Below is a listing to transcribe in full and exactly; keep the pictures out.

━━━━━ Records provided

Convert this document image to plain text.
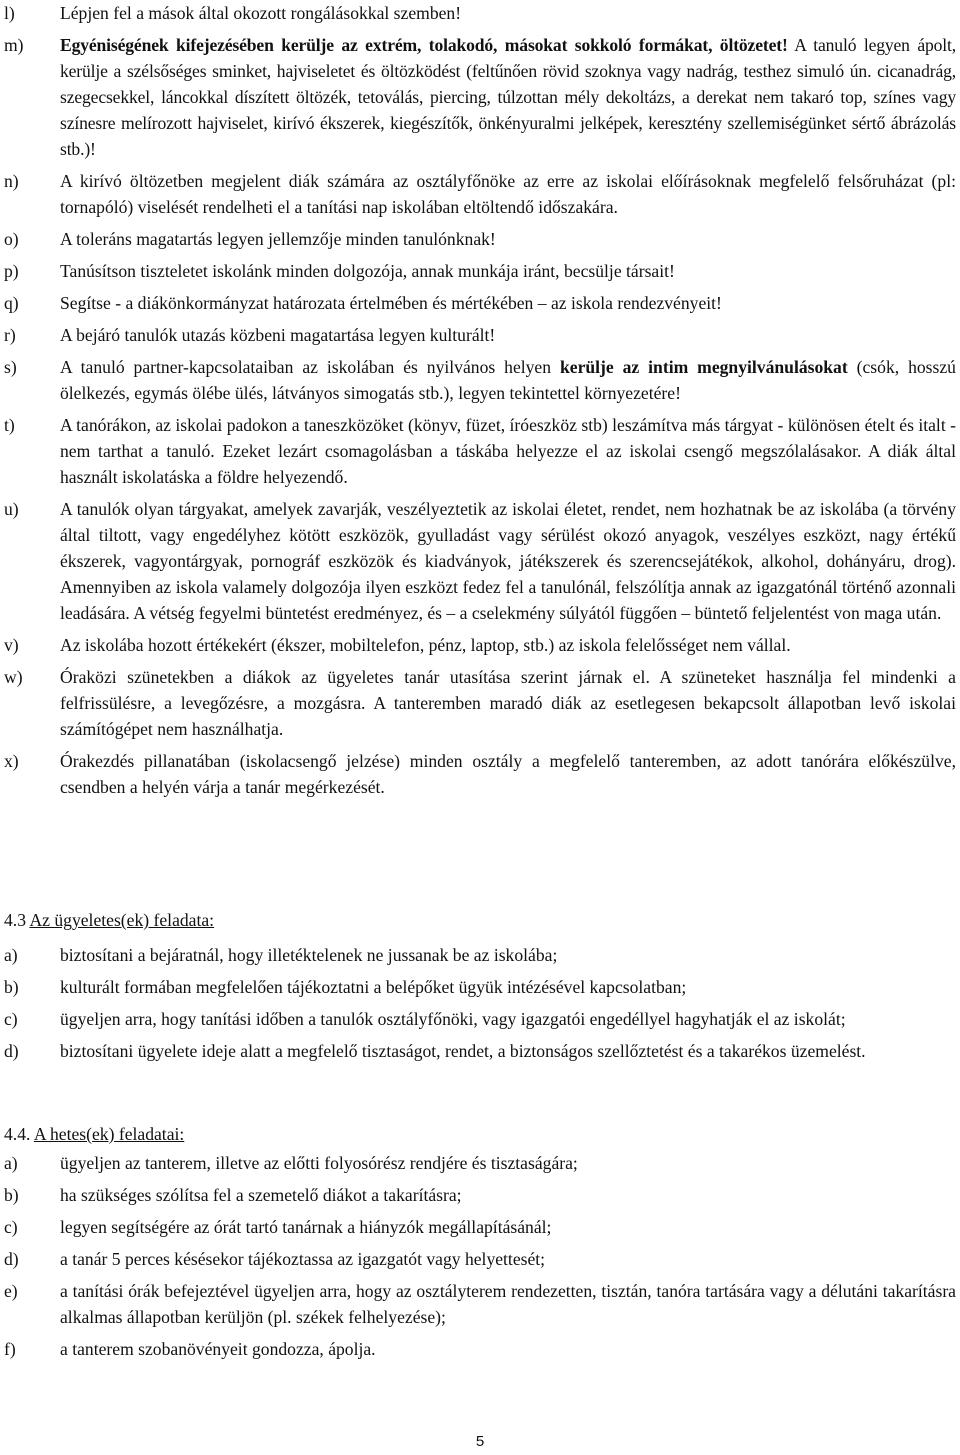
l)	Lépjen fel a mások által okozott rongálásokkal szemben!
m)	Egyéniségének kifejezésében kerülje az extrém, tolakodó, másokat sokkoló formákat, öltözetet! A tanuló legyen ápolt, kerülje a szélsőséges sminket, hajviseletet és öltözködést (feltűnően rövid szoknya vagy nadrág, testhez simuló ún. cicanadrág, szegecsekkel, láncokkal díszített öltözék, tetoválás, piercing, túlzottan mély dekoltázs, a derekat nem takaró top, színes vagy színesre melírozott hajviselet, kirívó ékszerek, kiegészítők, önkényuralmi jelképek, keresztény szellemiségünket sértő ábrázolás stb.)!
n)	A kirívó öltözetben megjelent diák számára az osztályfőnöke az erre az iskolai előírásoknak megfelelő felsőruházat (pl: tornapóló) viselését rendelheti el a tanítási nap iskolában eltöltendő időszakára.
o)	A toleráns magatartás legyen jellemzője minden tanulónknak!
p)	Tanúsítson tiszteletet iskolánk minden dolgozója, annak munkája iránt, becsülje társait!
q)	Segítse - a diákönkormányzat határozata értelmében és mértékében – az iskola rendezvényeit!
r)	A bejáró tanulók utazás közbeni magatartása legyen kulturált!
s)	A tanuló partner-kapcsolataiban az iskolában és nyilvános helyen kerülje az intim megnyilvánulásokat (csók, hosszú ölelkezés, egymás ölébe ülés, látványos simogatás stb.), legyen tekintettel környezetére!
t)	A tanórákon, az iskolai padokon a taneszközöket (könyv, füzet, íróeszköz stb) leszámítva más tárgyat - különösen ételt és italt - nem tarthat a tanuló. Ezeket lezárt csomagolásban a táskába helyezze el az iskolai csengő megszólalásakor. A diák által használt iskolatáska a földre helyezendő.
u)	A tanulók olyan tárgyakat, amelyek zavarják, veszélyeztetik az iskolai életet, rendet, nem hozhatnak be az iskolába (a törvény által tiltott, vagy engedélyhez kötött eszközök, gyulladást vagy sérülést okozó anyagok, veszélyes eszközt, nagy értékű ékszerek, vagyontárgyak, pornográf eszközök és kiadványok, játékszerek és szerencsejátékok, alkohol, dohányáru, drog). Amennyiben az iskola valamely dolgozója ilyen eszközt fedez fel a tanulónál, felszólítja annak az igazgatónál történő azonnali leadására. A vétség fegyelmi büntetést eredményez, és – a cselekmény súlyától függően – büntető feljelentést von maga után.
v)	Az iskolába hozott értékekért (ékszer, mobiltelefon, pénz, laptop, stb.) az iskola felelősséget nem vállal.
w)	Óraközi szünetekben a diákok az ügyeletes tanár utasítása szerint járnak el. A szüneteket használja fel mindenki a felfrissülésre, a levegőzésre, a mozgásra. A tanteremben maradó diák az esetlegesen bekapcsolt állapotban levő iskolai számítógépet nem használhatja.
x)	Órakezdés pillanatában (iskolacsengő jelzése) minden osztály a megfelelő tanteremben, az adott tanórára előkészülve, csendben a helyén várja a tanár megérkezését.
4.3 Az ügyeletes(ek) feladata:
a)	biztosítani a bejáratnál, hogy illetéktelenek ne jussanak be az iskolába;
b)	kulturált formában megfelelően tájékoztatni a belépőket ügyük intézésével kapcsolatban;
c)	ügyeljen arra, hogy tanítási időben a tanulók osztályfőnöki, vagy igazgatói engedéllyel hagyhatják el az iskolát;
d)	biztosítani ügyelete ideje alatt a megfelelő tisztaságot, rendet, a biztonságos szellőztetést és a takarékos üzemelést.
4.4. A hetes(ek) feladatai:
a)	ügyeljen az tanterem, illetve az előtti folyosórész rendjére és tisztaságára;
b)	ha szükséges szólítsa fel a szemetelő diákot a takarításra;
c)	legyen segítségére az órát tartó tanárnak a hiányzók megállapításánál;
d)	a tanár 5 perces késésekor tájékoztassa az igazgatót vagy helyettesét;
e)	a tanítási órák befejeztével ügyeljen arra, hogy az osztályterem rendezetten, tisztán, tanóra tartására vagy a délutáni takarításra alkalmas állapotban kerüljön (pl. székek felhelyezése);
f)	a tanterem szobanövényeit gondozza, ápolja.
5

━━━━━━━━━━

#### Solution:
Convert this document image to plain text.
l)	Lépjen fel a mások által okozott rongálásokkal szemben!
m)	Egyéniségének kifejezésében kerülje az extrém, tolakodó, másokat sokkoló formákat, öltözetet! A tanuló legyen ápolt, kerülje a szélsőséges sminket, hajviseletet és öltözködést (feltűnően rövid szoknya vagy nadrág, testhez simuló ún. cicanadrág, szegecsekkel, láncokkal díszített öltözék, tetoválás, piercing, túlzottan mély dekoltázs, a derekat nem takaró top, színes vagy színesre melírozott hajviselet, kirívó ékszerek, kiegészítők, önkényuralmi jelképek, keresztény szellemiségünket sértő ábrázolás stb.)!
n)	A kirívó öltözetben megjelent diák számára az osztályfőnöke az erre az iskolai előírásoknak megfelelő felsőruházat (pl: tornapóló) viselését rendelheti el a tanítási nap iskolában eltöltendő időszakára.
o)	A toleráns magatartás legyen jellemzője minden tanulónknak!
p)	Tanúsítson tiszteletet iskolánk minden dolgozója, annak munkája iránt, becsülje társait!
q)	Segítse - a diákönkormányzat határozata értelmében és mértékében – az iskola rendezvényeit!
r)	A bejáró tanulók utazás közbeni magatartása legyen kulturált!
s)	A tanuló partner-kapcsolataiban az iskolában és nyilvános helyen kerülje az intim megnyilvánulásokat (csók, hosszú ölelkezés, egymás ölébe ülés, látványos simogatás stb.), legyen tekintettel környezetére!
t)	A tanórákon, az iskolai padokon a taneszközöket (könyv, füzet, íróeszköz stb) leszámítva más tárgyat - különösen ételt és italt - nem tarthat a tanuló. Ezeket lezárt csomagolásban a táskába helyezze el az iskolai csengő megszólalásakor. A diák által használt iskolatáska a földre helyezendő.
u)	A tanulók olyan tárgyakat, amelyek zavarják, veszélyeztetik az iskolai életet, rendet, nem hozhatnak be az iskolába (a törvény által tiltott, vagy engedélyhez kötött eszközök, gyulladást vagy sérülést okozó anyagok, veszélyes eszközt, nagy értékű ékszerek, vagyontárgyak, pornográf eszközök és kiadványok, játékszerek és szerencsejátékok, alkohol, dohányáru, drog). Amennyiben az iskola valamely dolgozója ilyen eszközt fedez fel a tanulónál, felszólítja annak az igazgatónál történő azonnali leadására. A vétség fegyelmi büntetést eredményez, és – a cselekmény súlyától függően – büntető feljelentést von maga után.
v)	Az iskolába hozott értékekért (ékszer, mobiltelefon, pénz, laptop, stb.) az iskola felelősséget nem vállal.
w)	Óraközi szünetekben a diákok az ügyeletes tanár utasítása szerint járnak el. A szüneteket használja fel mindenki a felfrissülésre, a levegőzésre, a mozgásra. A tanteremben maradó diák az esetlegesen bekapcsolt állapotban levő iskolai számítógépet nem használhatja.
x)	Órakezdés pillanatában (iskolacsengő jelzése) minden osztály a megfelelő tanteremben, az adott tanórára előkészülve, csendben a helyén várja a tanár megérkezését.
4.3 Az ügyeletes(ek) feladata:
a)	biztosítani a bejáratnál, hogy illetéktelenek ne jussanak be az iskolába;
b)	kulturált formában megfelelően tájékoztatni a belépőket ügyük intézésével kapcsolatban;
c)	ügyeljen arra, hogy tanítási időben a tanulók osztályfőnöki, vagy igazgatói engedéllyel hagyhatják el az iskolát;
d)	biztosítani ügyelete ideje alatt a megfelelő tisztaságot, rendet, a biztonságos szellőztetést és a takarékos üzemelést.
4.4. A hetes(ek) feladatai:
a)	ügyeljen az tanterem, illetve az előtti folyosórész rendjére és tisztaságára;
b)	ha szükséges szólítsa fel a szemetelő diákot a takarításra;
c)	legyen segítségére az órát tartó tanárnak a hiányzók megállapításánál;
d)	a tanár 5 perces késésekor tájékoztassa az igazgatót vagy helyettesét;
e)	a tanítási órák befejeztével ügyeljen arra, hogy az osztályterem rendezetten, tisztán, tanóra tartására vagy a délutáni takarításra alkalmas állapotban kerüljön (pl. székek felhelyezése);
f)	a tanterem szobanövényeit gondozza, ápolja.
5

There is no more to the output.